**Task to carry out:** Skip the images. Copy the records exactly as written.

**Input:**
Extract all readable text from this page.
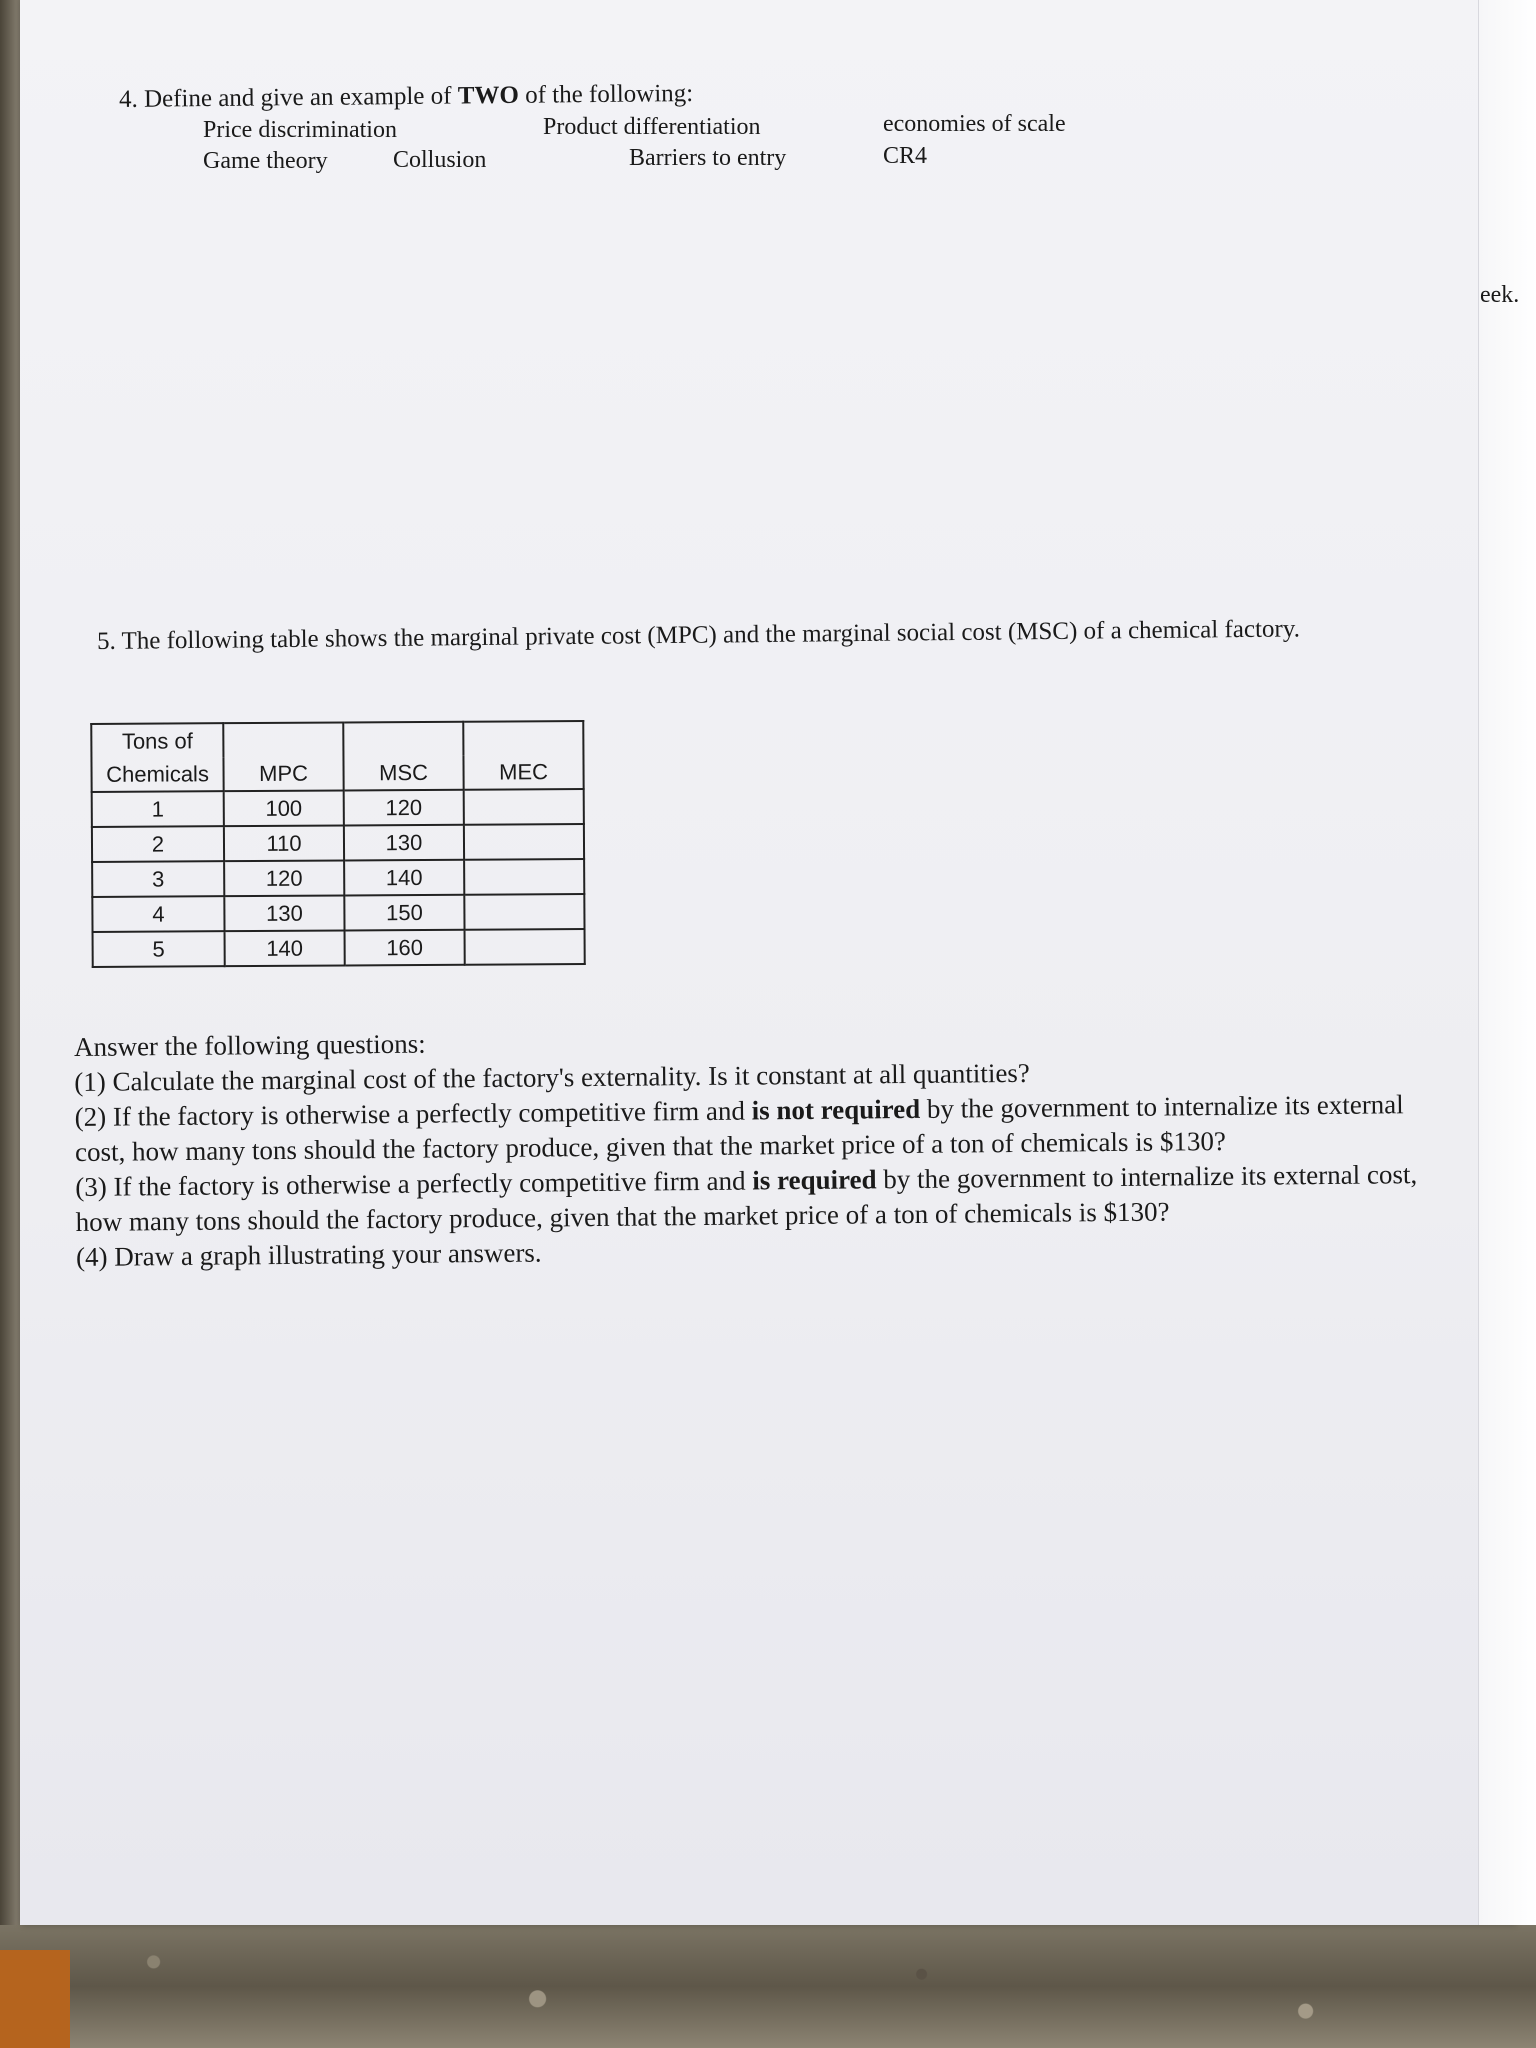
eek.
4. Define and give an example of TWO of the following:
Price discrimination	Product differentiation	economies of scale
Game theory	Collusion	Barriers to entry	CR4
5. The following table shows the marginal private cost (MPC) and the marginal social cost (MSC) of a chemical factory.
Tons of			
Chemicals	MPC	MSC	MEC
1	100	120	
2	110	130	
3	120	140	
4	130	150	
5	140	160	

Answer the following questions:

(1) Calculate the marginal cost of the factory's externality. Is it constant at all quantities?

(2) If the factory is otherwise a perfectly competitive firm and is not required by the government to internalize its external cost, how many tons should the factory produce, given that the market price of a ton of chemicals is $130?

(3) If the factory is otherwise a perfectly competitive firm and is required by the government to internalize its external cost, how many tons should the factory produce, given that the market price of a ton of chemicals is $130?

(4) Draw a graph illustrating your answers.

**Response for this exercise:**
Extract all readable text from this page.
eek.
4. Define and give an example of TWO of the following:
Price discrimination	Product differentiation	economies of scale
Game theory	Collusion	Barriers to entry	CR4
5. The following table shows the marginal private cost (MPC) and the marginal social cost (MSC) of a chemical factory.
Tons of			
Chemicals	MPC	MSC	MEC
1	100	120	
2	110	130	
3	120	140	
4	130	150	
5	140	160	

Answer the following questions:

(1) Calculate the marginal cost of the factory's externality. Is it constant at all quantities?

(2) If the factory is otherwise a perfectly competitive firm and is not required by the government to internalize its external cost, how many tons should the factory produce, given that the market price of a ton of chemicals is $130?

(3) If the factory is otherwise a perfectly competitive firm and is required by the government to internalize its external cost, how many tons should the factory produce, given that the market price of a ton of chemicals is $130?

(4) Draw a graph illustrating your answers.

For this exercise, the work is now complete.